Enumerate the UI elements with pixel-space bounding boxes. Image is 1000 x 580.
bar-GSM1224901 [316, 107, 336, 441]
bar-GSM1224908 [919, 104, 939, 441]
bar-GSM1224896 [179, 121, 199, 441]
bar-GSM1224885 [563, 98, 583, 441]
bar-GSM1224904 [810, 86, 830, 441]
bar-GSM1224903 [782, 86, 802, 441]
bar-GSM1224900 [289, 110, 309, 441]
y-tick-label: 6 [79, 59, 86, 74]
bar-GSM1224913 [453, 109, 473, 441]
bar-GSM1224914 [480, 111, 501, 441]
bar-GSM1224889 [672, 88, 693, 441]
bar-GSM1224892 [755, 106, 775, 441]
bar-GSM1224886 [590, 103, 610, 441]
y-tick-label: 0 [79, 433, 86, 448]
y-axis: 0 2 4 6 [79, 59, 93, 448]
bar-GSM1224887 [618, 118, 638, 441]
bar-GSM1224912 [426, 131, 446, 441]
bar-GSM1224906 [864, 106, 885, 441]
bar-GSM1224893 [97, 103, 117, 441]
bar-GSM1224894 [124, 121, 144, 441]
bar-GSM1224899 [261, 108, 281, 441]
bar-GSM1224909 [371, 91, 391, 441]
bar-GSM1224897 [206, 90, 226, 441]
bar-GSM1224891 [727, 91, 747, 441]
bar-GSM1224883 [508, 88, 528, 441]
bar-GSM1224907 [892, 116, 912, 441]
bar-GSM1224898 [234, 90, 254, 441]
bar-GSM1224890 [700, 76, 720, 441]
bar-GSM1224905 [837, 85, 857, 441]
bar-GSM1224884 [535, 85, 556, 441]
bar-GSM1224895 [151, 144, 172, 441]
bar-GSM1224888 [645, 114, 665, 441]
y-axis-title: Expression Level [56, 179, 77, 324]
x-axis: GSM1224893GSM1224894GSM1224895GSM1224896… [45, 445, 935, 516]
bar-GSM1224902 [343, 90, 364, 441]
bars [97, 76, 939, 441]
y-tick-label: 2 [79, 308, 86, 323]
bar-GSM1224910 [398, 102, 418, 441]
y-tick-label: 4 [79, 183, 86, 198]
• • •
How many lines in the listing above contain the string "label"? Reply with the number alone.

4